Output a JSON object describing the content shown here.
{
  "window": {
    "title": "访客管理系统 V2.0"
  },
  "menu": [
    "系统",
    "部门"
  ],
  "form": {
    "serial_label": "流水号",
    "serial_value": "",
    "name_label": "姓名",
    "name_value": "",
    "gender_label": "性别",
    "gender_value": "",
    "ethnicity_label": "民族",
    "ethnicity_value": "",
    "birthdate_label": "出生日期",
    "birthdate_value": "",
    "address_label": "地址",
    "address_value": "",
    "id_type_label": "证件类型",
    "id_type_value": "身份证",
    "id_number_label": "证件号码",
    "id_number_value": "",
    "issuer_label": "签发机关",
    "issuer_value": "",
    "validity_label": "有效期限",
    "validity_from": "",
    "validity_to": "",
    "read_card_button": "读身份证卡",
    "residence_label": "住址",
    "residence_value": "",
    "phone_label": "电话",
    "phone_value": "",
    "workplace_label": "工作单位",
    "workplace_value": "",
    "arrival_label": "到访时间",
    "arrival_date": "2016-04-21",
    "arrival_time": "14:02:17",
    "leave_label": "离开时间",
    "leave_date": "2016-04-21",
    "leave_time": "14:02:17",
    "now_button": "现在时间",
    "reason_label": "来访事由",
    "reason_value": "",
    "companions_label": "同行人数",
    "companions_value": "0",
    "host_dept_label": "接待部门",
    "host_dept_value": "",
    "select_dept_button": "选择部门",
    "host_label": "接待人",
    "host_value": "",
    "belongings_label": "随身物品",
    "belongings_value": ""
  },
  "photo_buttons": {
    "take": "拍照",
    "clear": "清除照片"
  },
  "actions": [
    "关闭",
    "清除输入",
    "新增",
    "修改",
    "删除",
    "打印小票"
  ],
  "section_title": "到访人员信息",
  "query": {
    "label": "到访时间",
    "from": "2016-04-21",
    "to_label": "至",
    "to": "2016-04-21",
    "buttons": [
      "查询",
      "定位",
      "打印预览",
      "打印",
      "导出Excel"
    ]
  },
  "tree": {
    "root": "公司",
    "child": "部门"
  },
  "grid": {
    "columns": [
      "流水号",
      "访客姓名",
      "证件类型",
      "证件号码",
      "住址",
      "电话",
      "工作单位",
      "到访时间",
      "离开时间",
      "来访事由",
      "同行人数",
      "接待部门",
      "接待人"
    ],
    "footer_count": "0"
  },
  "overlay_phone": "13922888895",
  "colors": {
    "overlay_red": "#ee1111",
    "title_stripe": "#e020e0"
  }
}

• **EXERCISE OBJECTIVE**:
Output the listing above exactly as it appears.

• **SOLVED EXERCISE**:
Output a JSON object describing the content shown here.
{
  "window": {
    "title": "访客管理系统 V2.0"
  },
  "menu": [
    "系统",
    "部门"
  ],
  "form": {
    "serial_label": "流水号",
    "serial_value": "",
    "name_label": "姓名",
    "name_value": "",
    "gender_label": "性别",
    "gender_value": "",
    "ethnicity_label": "民族",
    "ethnicity_value": "",
    "birthdate_label": "出生日期",
    "birthdate_value": "",
    "address_label": "地址",
    "address_value": "",
    "id_type_label": "证件类型",
    "id_type_value": "身份证",
    "id_number_label": "证件号码",
    "id_number_value": "",
    "issuer_label": "签发机关",
    "issuer_value": "",
    "validity_label": "有效期限",
    "validity_from": "",
    "validity_to": "",
    "read_card_button": "读身份证卡",
    "residence_label": "住址",
    "residence_value": "",
    "phone_label": "电话",
    "phone_value": "",
    "workplace_label": "工作单位",
    "workplace_value": "",
    "arrival_label": "到访时间",
    "arrival_date": "2016-04-21",
    "arrival_time": "14:02:17",
    "leave_label": "离开时间",
    "leave_date": "2016-04-21",
    "leave_time": "14:02:17",
    "now_button": "现在时间",
    "reason_label": "来访事由",
    "reason_value": "",
    "companions_label": "同行人数",
    "companions_value": "0",
    "host_dept_label": "接待部门",
    "host_dept_value": "",
    "select_dept_button": "选择部门",
    "host_label": "接待人",
    "host_value": "",
    "belongings_label": "随身物品",
    "belongings_value": ""
  },
  "photo_buttons": {
    "take": "拍照",
    "clear": "清除照片"
  },
  "actions": [
    "关闭",
    "清除输入",
    "新增",
    "修改",
    "删除",
    "打印小票"
  ],
  "section_title": "到访人员信息",
  "query": {
    "label": "到访时间",
    "from": "2016-04-21",
    "to_label": "至",
    "to": "2016-04-21",
    "buttons": [
      "查询",
      "定位",
      "打印预览",
      "打印",
      "导出Excel"
    ]
  },
  "tree": {
    "root": "公司",
    "child": "部门"
  },
  "grid": {
    "columns": [
      "流水号",
      "访客姓名",
      "证件类型",
      "证件号码",
      "住址",
      "电话",
      "工作单位",
      "到访时间",
      "离开时间",
      "来访事由",
      "同行人数",
      "接待部门",
      "接待人"
    ],
    "footer_count": "0"
  },
  "overlay_phone": "13922888895",
  "colors": {
    "overlay_red": "#ee1111",
    "title_stripe": "#e020e0"
  }
}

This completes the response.